Rewrite every line below as a JSON list of strings, one string per line and blank lines omitted, leaving out the pictures.

------------------------------------------------------------

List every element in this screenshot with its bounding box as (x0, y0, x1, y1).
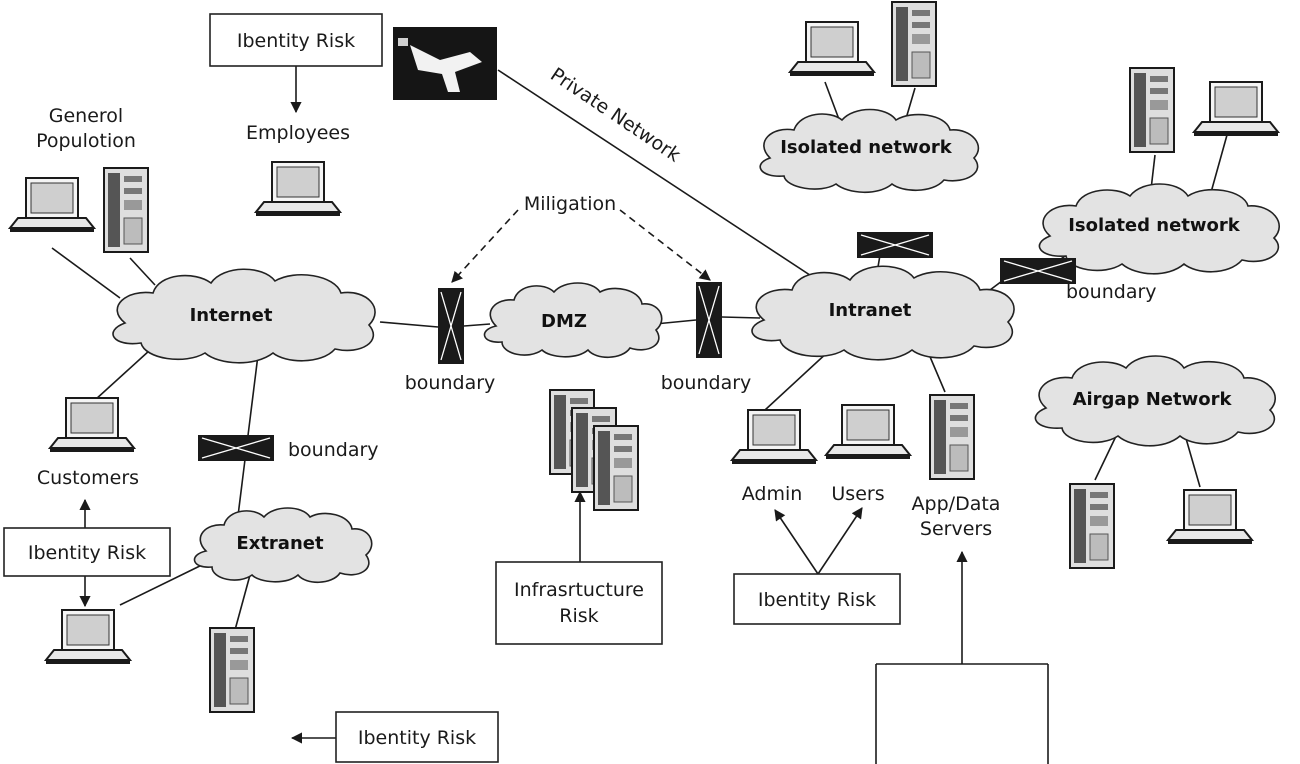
label-boundary-right: boundary (661, 372, 752, 394)
svg-text:Ibentity Risk: Ibentity Risk (358, 727, 476, 749)
laptop-icon-airgap (1167, 489, 1253, 545)
cloud-label-extranet: Extranet (236, 533, 324, 554)
label-users: Users (831, 483, 884, 505)
server-tower-icon-isolated-top (891, 1, 937, 87)
link-isolated-right-laptop (1209, 134, 1228, 197)
label-general-population-2: Populotion (36, 130, 136, 152)
label-employees: Employees (246, 122, 350, 144)
link-internet-customers (94, 349, 151, 401)
risk-box-infrastructure: Infrasrtucture Risk (495, 561, 663, 645)
firewall-icon-extranet (197, 434, 275, 462)
cloud-label-intranet: Intranet (829, 300, 912, 321)
firewall-icon-isolated (999, 257, 1077, 285)
cloud-label-isolated-top: Isolated network (780, 137, 953, 158)
label-admin: Admin (742, 483, 803, 505)
svg-text:Ibentity Risk: Ibentity Risk (758, 589, 876, 611)
link-extranet-server (234, 574, 251, 631)
link-isolated-top-laptop (824, 81, 841, 123)
cloud-dmz: DMZ (483, 282, 663, 359)
link-dmz-boundary (654, 319, 697, 325)
laptop-icon-extranet (45, 609, 131, 665)
arrow-risk-admin (774, 509, 819, 575)
link-general-laptop-internet (51, 247, 121, 299)
cloud-intranet: Intranet (751, 265, 1015, 361)
link-airgap-server (1094, 431, 1119, 481)
label-boundary-extranet: boundary (288, 439, 379, 461)
laptop-icon-customers (49, 397, 135, 453)
laptop-icon-employees (255, 161, 341, 217)
cloud-label-isolated-right: Isolated network (1068, 215, 1241, 236)
cloud-airgap: Airgap Network (1034, 355, 1276, 447)
label-general-population-1: Generol (49, 105, 123, 127)
laptop-icon-isolated-top (789, 21, 875, 77)
server-tower-icon-general (103, 167, 149, 253)
link-internet-boundary (379, 321, 439, 328)
server-tower-icon-app-data (929, 394, 975, 480)
server-tower-icon-extranet (209, 627, 255, 713)
cloud-extranet: Extranet (193, 507, 373, 584)
svg-text:Ibentity Risk: Ibentity Risk (28, 542, 146, 564)
cloud-internet: Internet (112, 268, 376, 364)
svg-text:Risk: Risk (559, 605, 598, 627)
link-private-network (497, 69, 823, 284)
firewall-icon-right (695, 281, 723, 359)
link-boundary-intranet (721, 316, 761, 319)
cloud-isolated-right: Isolated network (1038, 183, 1280, 275)
link-airgap-laptop (1184, 434, 1201, 488)
label-boundary-left: boundary (405, 372, 496, 394)
mitigation-arrow-right (619, 209, 711, 281)
laptop-icon-users (825, 404, 911, 460)
label-app-data-2: Servers (920, 518, 992, 540)
link-intranet-server (927, 351, 946, 393)
risk-box-customers: Ibentity Risk (3, 527, 171, 577)
link-boundary-dmz (463, 323, 491, 327)
svg-text:Infrasrtucture: Infrasrtucture (514, 579, 644, 601)
link-extranet-laptop (119, 561, 209, 606)
laptop-icon-general (9, 177, 95, 233)
mitigation-arrow-left (451, 209, 519, 283)
remote-user-image (393, 27, 497, 100)
label-app-data-1: App/Data (912, 493, 1001, 515)
label-boundary-isolated: boundary (1066, 281, 1157, 303)
label-mitigation: Miligation (524, 193, 616, 215)
firewall-icon-left (437, 287, 465, 365)
server-tower-icon-isolated-right (1129, 67, 1175, 153)
cloud-label-internet: Internet (190, 305, 273, 326)
server-tower-icon-airgap (1069, 483, 1115, 569)
svg-text:Ibentity Risk: Ibentity Risk (237, 30, 355, 52)
label-customers: Customers (37, 467, 139, 489)
link-general-server-internet (129, 257, 156, 286)
server-tower-icon-infrastructure (549, 389, 639, 511)
risk-box-admin-users: Ibentity Risk (733, 573, 901, 625)
cloud-label-dmz: DMZ (541, 311, 587, 332)
laptop-icon-admin (731, 409, 817, 465)
risk-box-bottom: Ibentity Risk (335, 711, 499, 763)
risk-box-employees: Ibentity Risk (209, 13, 383, 67)
firewall-icon-intranet-top (856, 231, 934, 259)
link-intranet-admin (764, 349, 831, 411)
cloud-label-airgap: Airgap Network (1073, 389, 1233, 410)
laptop-icon-isolated-right (1193, 81, 1279, 137)
cloud-isolated-top: Isolated network (759, 108, 980, 194)
arrow-risk-users (817, 507, 863, 575)
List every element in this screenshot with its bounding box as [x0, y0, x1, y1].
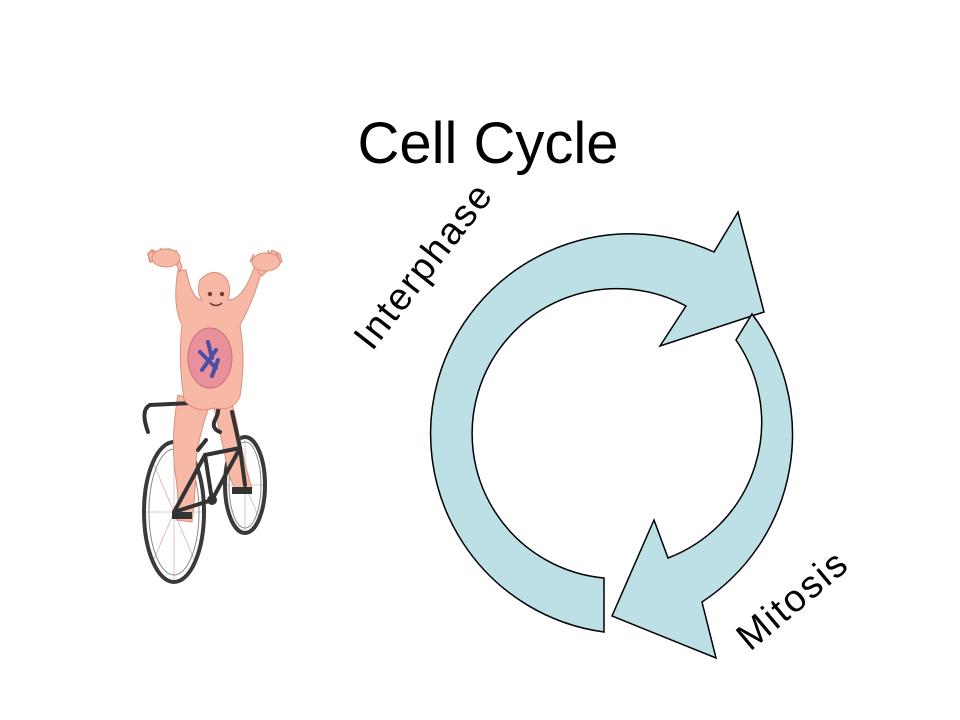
cell-legs [172, 394, 211, 523]
chromosomes-icon [198, 340, 220, 378]
front-wheel [223, 435, 267, 535]
slide-title: Cell Cycle [357, 111, 619, 176]
mitosis-arrow [611, 312, 794, 660]
bicycle-frame [142, 399, 247, 514]
cell-on-bicycle-icon [142, 247, 283, 584]
interphase-arrow [429, 210, 765, 633]
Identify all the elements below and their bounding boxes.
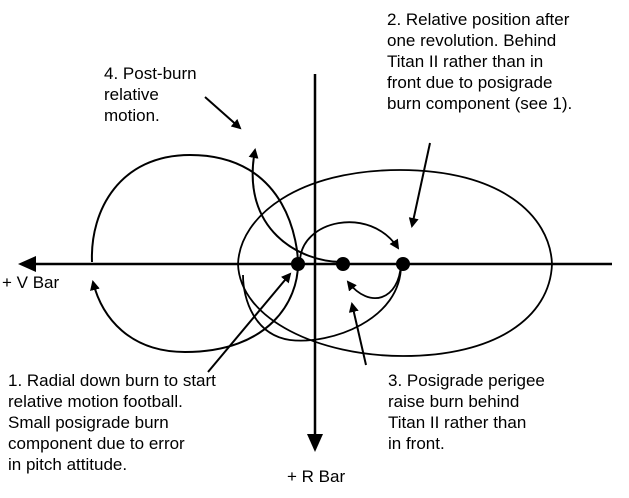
position-point-2	[396, 257, 410, 271]
r-bar-label: + R Bar	[287, 467, 346, 486]
leader-arrow-4	[204, 96, 242, 130]
posigrade-arc	[346, 263, 402, 299]
leader-arrow-1	[207, 272, 292, 373]
right-motion-ellipse	[237, 169, 553, 357]
annotation-one-revolution-position: 2. Relative position after one revolutio…	[387, 10, 573, 113]
left-motion-ellipse	[90, 153, 299, 265]
r-bar-axis	[307, 74, 323, 452]
perigee-raise-arc	[242, 263, 402, 342]
leader-arrow-3	[348, 302, 367, 366]
one-revolution-arc	[299, 221, 400, 263]
v-bar-label: + V Bar	[2, 273, 60, 292]
v-bar-arrowhead	[18, 256, 36, 272]
burn-point-middle	[336, 257, 350, 271]
r-bar-arrowhead	[307, 434, 323, 452]
v-bar-axis	[18, 256, 612, 272]
annotation-posigrade-perigee-burn: 3. Posigrade perigee raise burn behind T…	[388, 371, 545, 453]
annotation-post-burn-motion: 4. Post-burn relative motion.	[104, 64, 197, 125]
burn-point-1	[291, 257, 305, 271]
annotation-radial-down-burn: 1. Radial down burn to start relative mo…	[8, 371, 216, 474]
left-ellipse-lower-arc	[90, 263, 299, 354]
leader-arrow-2	[408, 142, 431, 228]
post-burn-arc	[248, 148, 343, 263]
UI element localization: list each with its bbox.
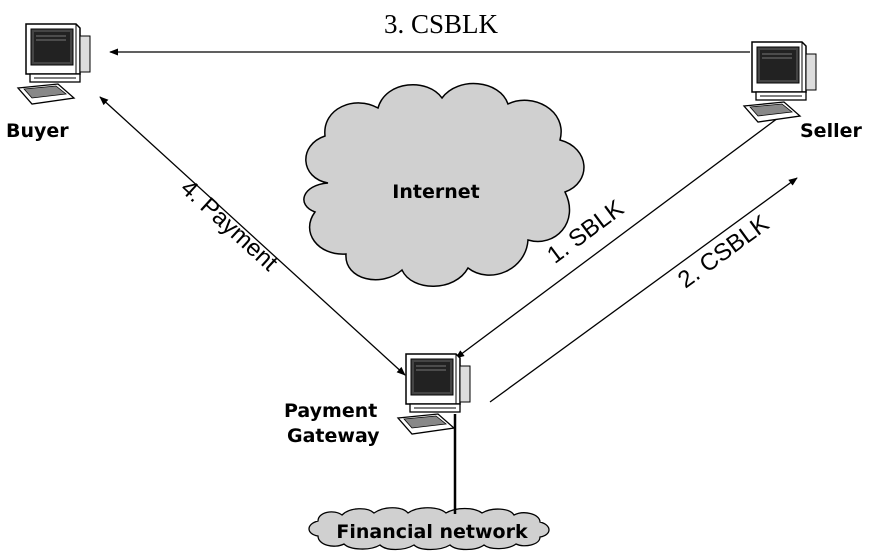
financial-network-label: Financial network bbox=[336, 521, 528, 543]
edge-2-arrow bbox=[489, 177, 798, 403]
financial-network-cloud-icon bbox=[308, 507, 550, 551]
buyer-computer-icon bbox=[17, 23, 91, 105]
edge-2-label: 2. CSBLK bbox=[673, 210, 774, 294]
gateway-label-line1: Payment bbox=[284, 400, 377, 422]
edge-4-label: 4. Payment bbox=[175, 175, 283, 277]
edge-3-label: 3. CSBLK bbox=[384, 9, 499, 39]
edge-4-arrow bbox=[99, 96, 406, 376]
seller-computer-icon bbox=[743, 41, 817, 123]
gateway-computer-icon bbox=[397, 353, 471, 435]
gateway-label-line2: Gateway bbox=[287, 425, 380, 447]
buyer-label: Buyer bbox=[6, 120, 69, 142]
edge-1-arrow bbox=[455, 117, 779, 359]
seller-label: Seller bbox=[800, 120, 862, 142]
internet-label: Internet bbox=[392, 181, 479, 203]
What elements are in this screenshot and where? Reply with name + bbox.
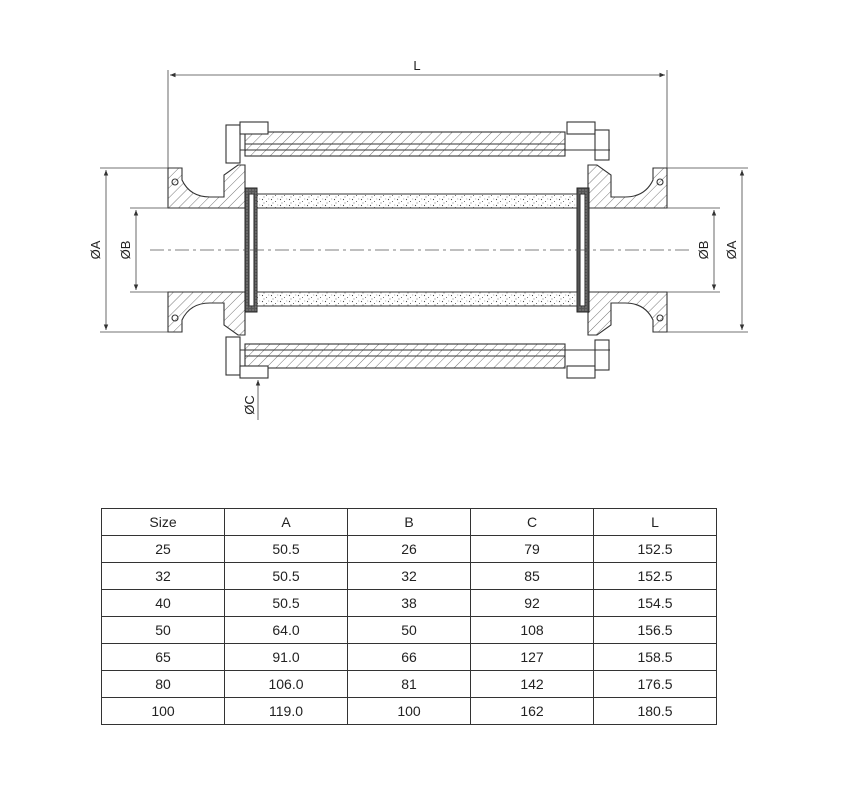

------------------------------------------------------------

▶ **Response to the exercise**
[
  "List every element in this screenshot with its bounding box as (x0, y0, x1, y1).",
  "label-boundary-right: boundary (661, 372, 752, 394)",
  "svg-text:Ibentity Risk: Ibentity Risk (358, 727, 476, 749)",
  "laptop-icon-airgap (1167, 489, 1253, 545)",
  "cloud-label-extranet: Extranet (236, 533, 324, 554)",
  "label-users: Users (831, 483, 884, 505)",
  "server-tower-icon-isolated-top (891, 1, 937, 87)",
  "link-isolated-right-laptop (1209, 134, 1228, 197)",
  "label-general-population-2: Populotion (36, 130, 136, 152)",
  "label-employees: Employees (246, 122, 350, 144)",
  "link-internet-customers (94, 349, 151, 401)",
  "risk-box-infrastructure: Infrasrtucture Risk (495, 561, 663, 645)",
  "firewall-icon-extranet (197, 434, 275, 462)",
  "cloud-label-intranet: Intranet (829, 300, 912, 321)",
  "firewall-icon-isolated (999, 257, 1077, 285)",
  "cloud-label-isolated-top: Isolated network (780, 137, 953, 158)",
  "label-admin: Admin (742, 483, 803, 505)",
  "svg-text:Ibentity Risk: Ibentity Risk (758, 589, 876, 611)",
  "link-extranet-server (234, 574, 251, 631)",
  "link-isolated-top-laptop (824, 81, 841, 123)",
  "cloud-dmz: DMZ (483, 282, 663, 359)",
  "link-dmz-boundary (654, 319, 697, 325)",
  "laptop-icon-extranet (45, 609, 131, 665)",
  "arrow-risk-admin (774, 509, 819, 575)",
  "link-general-laptop-internet (51, 247, 121, 299)",
  "cloud-intranet: Intranet (751, 265, 1015, 361)",
  "link-airgap-server (1094, 431, 1119, 481)",
  "label-boundary-extranet: boundary (288, 439, 379, 461)",
  "laptop-icon-customers (49, 397, 135, 453)",
  "laptop-icon-employees (255, 161, 341, 217)",
  "cloud-label-isolated-right: Isolated network (1068, 215, 1241, 236)",
  "cloud-airgap: Airgap Network (1034, 355, 1276, 447)",
  "label-general-population-1: Generol (49, 105, 123, 127)",
  "laptop-icon-isolated-top (789, 21, 875, 77)",
  "server-tower-icon-general (103, 167, 149, 253)",
  "link-internet-boundary (379, 321, 439, 328)",
  "server-tower-icon-app-data (929, 394, 975, 480)",
  "server-tower-icon-extranet (209, 627, 255, 713)",
  "cloud-extranet: Extranet (193, 507, 373, 584)",
  "svg-text:Ibentity Risk: Ibentity Risk (28, 542, 146, 564)",
  "cloud-internet: Internet (112, 268, 376, 364)",
  "svg-text:Risk: Risk (559, 605, 598, 627)",
  "link-private-network (497, 69, 823, 284)",
  "firewall-icon-right (695, 281, 723, 359)",
  "link-boundary-intranet (721, 316, 761, 319)",
  "cloud-isolated-right: Isolated network (1038, 183, 1280, 275)",
  "link-airgap-laptop (1184, 434, 1201, 488)",
  "label-boundary-left: boundary (405, 372, 496, 394)",
  "mitigation-arrow-right (619, 209, 711, 281)",
  "laptop-icon-users (825, 404, 911, 460)",
  "label-app-data-2: Servers (920, 518, 992, 540)",
  "link-intranet-server (927, 351, 946, 393)",
  "risk-box-customers: Ibentity Risk (3, 527, 171, 577)",
  "link-boundary-dmz (463, 323, 491, 327)",
  "svg-text:Infrasrtucture: Infrasrtucture (514, 579, 644, 601)",
  "link-extranet-laptop (119, 561, 209, 606)",
  "laptop-icon-general (9, 177, 95, 233)",
  "mitigation-arrow-left (451, 209, 519, 283)",
  "remote-user-image (393, 27, 497, 100)",
  "label-app-data-1: App/Data (912, 493, 1001, 515)",
  "label-boundary-isolated: boundary (1066, 281, 1157, 303)",
  "label-mitigation: Miligation (524, 193, 616, 215)",
  "firewall-icon-left (437, 287, 465, 365)",
  "server-tower-icon-isolated-right (1129, 67, 1175, 153)",
  "cloud-label-internet: Internet (190, 305, 273, 326)",
  "server-tower-icon-airgap (1069, 483, 1115, 569)",
  "svg-text:Ibentity Risk: Ibentity Risk (237, 30, 355, 52)",
  "label-customers: Customers (37, 467, 139, 489)",
  "link-general-server-internet (129, 257, 156, 286)",
  "server-tower-icon-infrastructure (549, 389, 639, 511)",
  "risk-box-admin-users: Ibentity Risk (733, 573, 901, 625)",
  "cloud-label-dmz: DMZ (541, 311, 587, 332)",
  "laptop-icon-admin (731, 409, 817, 465)",
  "risk-box-bottom: Ibentity Risk (335, 711, 499, 763)",
  "risk-box-employees: Ibentity Risk (209, 13, 383, 67)",
  "firewall-icon-intranet-top (856, 231, 934, 259)",
  "link-intranet-admin (764, 349, 831, 411)",
  "cloud-label-airgap: Airgap Network (1073, 389, 1233, 410)",
  "laptop-icon-isolated-right (1193, 81, 1279, 137)",
  "cloud-isolated-top: Isolated network (759, 108, 980, 194)",
  "arrow-risk-users (817, 507, 863, 575)",
  "List every element in this screenshot with its bounding box as [x0, y0, x1, y1].",
  "cell-legs [172, 394, 211, 523]",
  "chromosomes-icon [198, 340, 220, 378]",
  "front-wheel [223, 435, 267, 535]",
  "slide-title: Cell Cycle [357, 111, 619, 176]",
  "mitosis-arrow [611, 312, 794, 660]",
  "bicycle-frame [142, 399, 247, 514]",
  "cell-on-bicycle-icon [142, 247, 283, 584]",
  "interphase-arrow [429, 210, 765, 633]",
  "Identify all the elements below and their bounding boxes.",
  "position-point-2\t[396, 257, 410, 271]",
  "r-bar-label: + R Bar\t[287, 467, 346, 486]",
  "leader-arrow-4\t[204, 96, 242, 130]",
  "posigrade-arc\t[346, 263, 402, 299]",
  "leader-arrow-1\t[207, 272, 292, 373]",
  "right-motion-ellipse\t[237, 169, 553, 357]",
  "annotation-one-revolution-position: 2. Relative position after one revolutio…\t[387, 10, 573, 113]",
  "left-motion-ellipse\t[90, 153, 299, 265]",
  "r-bar-axis\t[307, 74, 323, 452]",
  "perigee-raise-arc\t[242, 263, 402, 342]",
  "leader-arrow-3\t[348, 302, 367, 366]",
  "one-revolution-arc\t[299, 221, 400, 263]",
  "v-bar-label: + V Bar\t[2, 273, 60, 292]",
  "v-bar-arrowhead\t[18, 256, 36, 272]",
  "burn-point-middle\t[336, 257, 350, 271]",
  "r-bar-arrowhead\t[307, 434, 323, 452]",
  "v-bar-axis\t[18, 256, 612, 272]",
  "annotation-posigrade-perigee-burn: 3. Posigrade perigee raise burn behind T…\t[388, 371, 545, 453]",
  "annotation-post-burn-motion: 4. Post-burn relative motion.\t[104, 64, 197, 125]",
  "burn-point-1\t[291, 257, 305, 271]",
  "annotation-radial-down-burn: 1. Radial down burn to start relative mo…\t[8, 371, 216, 474]",
  "left-ellipse-lower-arc\t[90, 263, 299, 354]",
  "leader-arrow-2\t[408, 142, 431, 228]",
  "post-burn-arc\t[248, 148, 343, 263]",
  "UI element localization: list each with its bbox.",
  "financial-network-label: Financial network bbox=[336, 521, 528, 543]",
  "edge-2-arrow bbox=[489, 177, 798, 403]",
  "financial-network-cloud-icon bbox=[308, 507, 550, 551]",
  "buyer-computer-icon bbox=[17, 23, 91, 105]",
  "edge-2-label: 2. CSBLK bbox=[673, 210, 774, 294]",
  "gateway-label-line1: Payment bbox=[284, 400, 377, 422]",
  "edge-4-label: 4. Payment bbox=[175, 175, 283, 277]",
  "edge-3-label: 3. CSBLK bbox=[384, 9, 499, 39]",
  "edge-4-arrow bbox=[99, 96, 406, 376]",
  "seller-computer-icon bbox=[743, 41, 817, 123]",
  "gateway-computer-icon bbox=[397, 353, 471, 435]",
  "gateway-label-line2: Gateway bbox=[287, 425, 380, 447]",
  "buyer-label: Buyer bbox=[6, 120, 69, 142]",
  "edge-1-arrow bbox=[455, 117, 779, 359]",
  "seller-label: Seller bbox=[800, 120, 862, 142]",
  "internet-label: Internet bbox=[392, 181, 479, 203]",
  "What elements are in this screenshot and where? Reply with name + bbox."
]